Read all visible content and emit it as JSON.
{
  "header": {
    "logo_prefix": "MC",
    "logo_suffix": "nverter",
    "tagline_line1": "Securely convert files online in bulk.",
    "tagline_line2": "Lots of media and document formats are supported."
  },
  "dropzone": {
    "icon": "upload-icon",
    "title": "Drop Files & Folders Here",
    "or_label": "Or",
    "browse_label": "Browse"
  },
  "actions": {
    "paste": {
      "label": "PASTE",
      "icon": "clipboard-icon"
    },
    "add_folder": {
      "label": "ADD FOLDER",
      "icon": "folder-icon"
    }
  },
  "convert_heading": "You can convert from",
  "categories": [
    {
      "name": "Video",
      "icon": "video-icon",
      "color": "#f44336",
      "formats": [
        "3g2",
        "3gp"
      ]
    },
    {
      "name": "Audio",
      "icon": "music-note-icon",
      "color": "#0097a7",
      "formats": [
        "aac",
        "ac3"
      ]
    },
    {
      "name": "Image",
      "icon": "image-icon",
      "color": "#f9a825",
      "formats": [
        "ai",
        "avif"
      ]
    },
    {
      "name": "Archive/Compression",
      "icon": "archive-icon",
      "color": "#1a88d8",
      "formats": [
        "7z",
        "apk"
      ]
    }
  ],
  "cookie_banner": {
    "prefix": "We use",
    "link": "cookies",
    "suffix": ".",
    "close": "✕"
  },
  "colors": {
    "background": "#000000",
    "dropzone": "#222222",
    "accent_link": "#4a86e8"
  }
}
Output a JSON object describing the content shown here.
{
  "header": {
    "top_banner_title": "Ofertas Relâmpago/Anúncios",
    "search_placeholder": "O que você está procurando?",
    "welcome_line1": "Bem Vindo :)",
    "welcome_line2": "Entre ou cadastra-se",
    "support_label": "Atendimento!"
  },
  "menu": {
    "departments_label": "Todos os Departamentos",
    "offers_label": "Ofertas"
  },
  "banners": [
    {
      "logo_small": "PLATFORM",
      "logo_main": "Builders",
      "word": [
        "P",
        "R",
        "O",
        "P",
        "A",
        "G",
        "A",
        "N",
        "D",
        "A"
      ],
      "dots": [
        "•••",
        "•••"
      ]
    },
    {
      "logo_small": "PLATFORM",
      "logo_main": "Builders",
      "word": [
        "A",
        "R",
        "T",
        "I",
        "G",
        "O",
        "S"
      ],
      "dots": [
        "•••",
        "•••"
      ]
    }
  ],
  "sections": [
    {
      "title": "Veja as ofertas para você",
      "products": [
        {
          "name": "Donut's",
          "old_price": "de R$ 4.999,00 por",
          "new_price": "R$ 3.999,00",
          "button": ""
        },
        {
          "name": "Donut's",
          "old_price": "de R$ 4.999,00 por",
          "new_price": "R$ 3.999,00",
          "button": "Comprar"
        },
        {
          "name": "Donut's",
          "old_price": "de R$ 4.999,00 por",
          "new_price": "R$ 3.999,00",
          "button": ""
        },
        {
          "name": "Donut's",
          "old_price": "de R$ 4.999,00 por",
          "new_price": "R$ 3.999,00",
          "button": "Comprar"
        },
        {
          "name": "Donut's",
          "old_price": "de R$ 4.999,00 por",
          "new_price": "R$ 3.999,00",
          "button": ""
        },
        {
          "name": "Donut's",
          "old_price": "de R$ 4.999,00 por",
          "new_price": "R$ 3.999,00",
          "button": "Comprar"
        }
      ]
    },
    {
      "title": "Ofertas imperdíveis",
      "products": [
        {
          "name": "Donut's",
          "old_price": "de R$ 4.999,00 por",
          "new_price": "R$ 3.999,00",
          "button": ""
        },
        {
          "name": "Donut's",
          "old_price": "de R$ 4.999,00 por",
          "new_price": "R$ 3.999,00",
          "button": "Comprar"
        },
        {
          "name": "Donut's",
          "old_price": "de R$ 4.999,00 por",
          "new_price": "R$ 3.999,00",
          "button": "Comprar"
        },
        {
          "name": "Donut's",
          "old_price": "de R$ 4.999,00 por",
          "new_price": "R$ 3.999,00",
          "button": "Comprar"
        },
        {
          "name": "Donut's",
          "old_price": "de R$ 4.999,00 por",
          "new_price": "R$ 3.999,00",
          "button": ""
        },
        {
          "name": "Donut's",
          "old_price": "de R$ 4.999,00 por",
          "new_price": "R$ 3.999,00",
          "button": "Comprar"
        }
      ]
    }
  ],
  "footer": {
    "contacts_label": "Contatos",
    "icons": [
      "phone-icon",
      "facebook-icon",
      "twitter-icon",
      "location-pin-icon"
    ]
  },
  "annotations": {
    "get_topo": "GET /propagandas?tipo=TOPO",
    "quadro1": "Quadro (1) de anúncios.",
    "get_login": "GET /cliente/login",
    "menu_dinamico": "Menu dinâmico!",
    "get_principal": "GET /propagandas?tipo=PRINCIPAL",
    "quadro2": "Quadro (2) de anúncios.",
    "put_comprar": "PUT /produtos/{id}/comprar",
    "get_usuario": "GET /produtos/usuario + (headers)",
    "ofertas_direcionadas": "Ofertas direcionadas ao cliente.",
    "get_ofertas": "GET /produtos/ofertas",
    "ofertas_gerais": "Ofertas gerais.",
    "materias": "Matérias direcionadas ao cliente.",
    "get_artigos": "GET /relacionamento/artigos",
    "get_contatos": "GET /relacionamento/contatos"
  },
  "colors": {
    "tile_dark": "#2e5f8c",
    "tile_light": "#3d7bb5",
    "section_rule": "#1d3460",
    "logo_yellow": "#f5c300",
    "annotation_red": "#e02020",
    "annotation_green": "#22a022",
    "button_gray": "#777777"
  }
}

==*==

§ TO BE DONE: Report each line in the data that holds the word "propagandas".

§ FULL ANSWER:
    "get_topo": "GET /propagandas?tipo=TOPO",
    "get_principal": "GET /propagandas?tipo=PRINCIPAL",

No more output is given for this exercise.